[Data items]

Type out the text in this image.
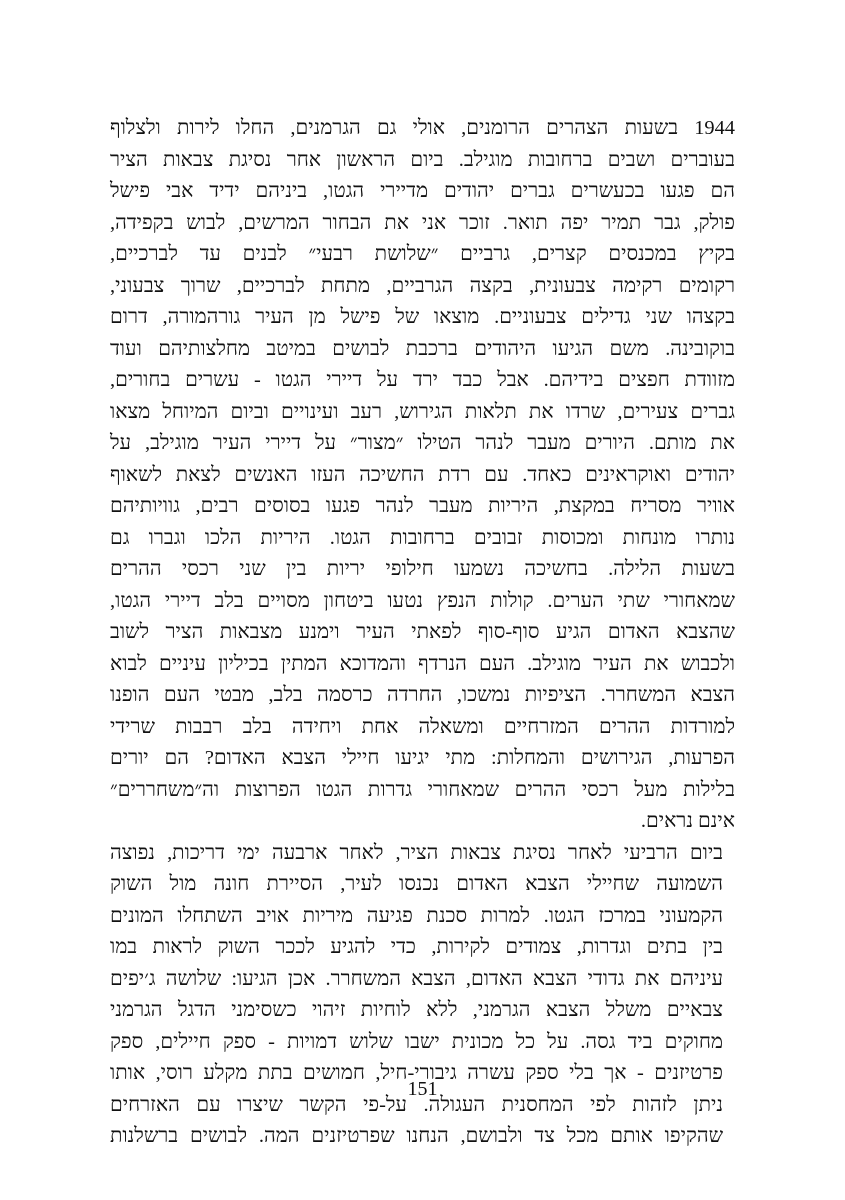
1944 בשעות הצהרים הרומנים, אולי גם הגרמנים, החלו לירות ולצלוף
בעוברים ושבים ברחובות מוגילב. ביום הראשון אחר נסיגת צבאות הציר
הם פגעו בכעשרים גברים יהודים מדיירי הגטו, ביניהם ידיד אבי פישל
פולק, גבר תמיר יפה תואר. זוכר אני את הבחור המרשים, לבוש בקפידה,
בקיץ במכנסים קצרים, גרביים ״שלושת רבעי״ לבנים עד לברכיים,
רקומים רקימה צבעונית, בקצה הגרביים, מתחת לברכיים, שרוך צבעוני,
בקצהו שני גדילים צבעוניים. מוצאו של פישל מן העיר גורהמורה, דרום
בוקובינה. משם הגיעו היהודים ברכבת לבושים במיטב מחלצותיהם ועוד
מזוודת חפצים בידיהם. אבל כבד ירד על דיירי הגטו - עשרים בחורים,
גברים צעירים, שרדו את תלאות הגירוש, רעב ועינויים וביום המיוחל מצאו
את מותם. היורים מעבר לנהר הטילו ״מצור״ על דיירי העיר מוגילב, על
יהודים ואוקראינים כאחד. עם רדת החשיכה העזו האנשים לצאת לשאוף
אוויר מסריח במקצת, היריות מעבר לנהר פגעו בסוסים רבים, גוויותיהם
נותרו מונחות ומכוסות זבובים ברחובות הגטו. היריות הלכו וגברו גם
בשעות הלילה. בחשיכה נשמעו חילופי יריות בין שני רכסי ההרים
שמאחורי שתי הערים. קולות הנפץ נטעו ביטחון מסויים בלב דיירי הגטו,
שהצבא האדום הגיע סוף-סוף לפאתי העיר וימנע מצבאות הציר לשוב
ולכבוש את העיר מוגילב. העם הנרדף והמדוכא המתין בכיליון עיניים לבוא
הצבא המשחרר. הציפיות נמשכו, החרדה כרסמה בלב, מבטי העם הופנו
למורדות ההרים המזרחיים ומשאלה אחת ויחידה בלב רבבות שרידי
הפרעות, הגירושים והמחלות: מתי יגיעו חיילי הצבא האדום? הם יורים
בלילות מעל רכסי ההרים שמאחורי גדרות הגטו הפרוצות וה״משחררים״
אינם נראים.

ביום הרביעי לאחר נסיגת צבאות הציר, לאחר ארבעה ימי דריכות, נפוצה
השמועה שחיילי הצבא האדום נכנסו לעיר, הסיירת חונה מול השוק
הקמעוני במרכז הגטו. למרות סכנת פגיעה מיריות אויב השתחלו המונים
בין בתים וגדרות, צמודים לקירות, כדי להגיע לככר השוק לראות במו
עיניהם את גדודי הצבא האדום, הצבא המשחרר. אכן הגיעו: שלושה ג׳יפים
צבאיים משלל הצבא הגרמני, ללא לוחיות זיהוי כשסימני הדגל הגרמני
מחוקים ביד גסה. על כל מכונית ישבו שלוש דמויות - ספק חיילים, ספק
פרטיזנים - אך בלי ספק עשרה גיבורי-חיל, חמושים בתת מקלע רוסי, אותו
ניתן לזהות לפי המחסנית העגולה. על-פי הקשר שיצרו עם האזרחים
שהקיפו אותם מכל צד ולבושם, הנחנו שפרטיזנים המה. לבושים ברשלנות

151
---
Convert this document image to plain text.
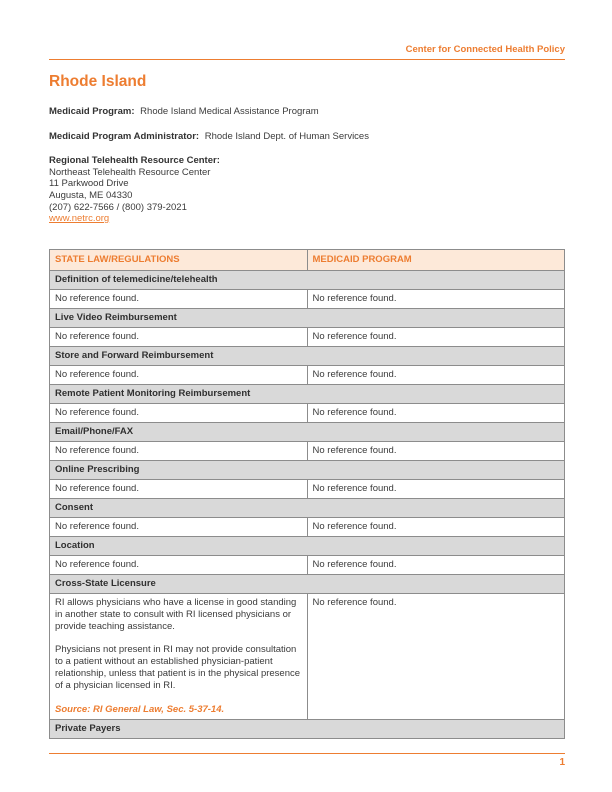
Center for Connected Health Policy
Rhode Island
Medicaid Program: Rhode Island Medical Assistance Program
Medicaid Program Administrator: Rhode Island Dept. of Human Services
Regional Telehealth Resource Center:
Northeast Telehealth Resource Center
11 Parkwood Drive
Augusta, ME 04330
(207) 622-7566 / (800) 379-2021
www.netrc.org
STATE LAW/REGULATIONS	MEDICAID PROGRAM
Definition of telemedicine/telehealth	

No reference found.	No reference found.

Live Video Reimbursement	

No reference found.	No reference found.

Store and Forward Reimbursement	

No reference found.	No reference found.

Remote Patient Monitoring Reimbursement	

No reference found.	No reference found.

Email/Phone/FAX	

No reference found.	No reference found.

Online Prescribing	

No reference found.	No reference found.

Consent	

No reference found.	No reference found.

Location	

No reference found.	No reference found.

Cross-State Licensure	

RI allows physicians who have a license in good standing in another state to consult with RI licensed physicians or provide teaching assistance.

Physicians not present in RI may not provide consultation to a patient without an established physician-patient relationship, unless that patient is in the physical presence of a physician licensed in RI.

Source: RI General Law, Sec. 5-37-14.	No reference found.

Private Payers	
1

_Required work_. Copy every line in the entries above that has the string "פגעו" in it.

_Final result_.
הם פגעו בכעשרים גברים יהודים מדיירי הגטו, ביניהם ידיד אבי פישל
אוויר מסריח במקצת, היריות מעבר לנהר פגעו בסוסים רבים, גוויותיהם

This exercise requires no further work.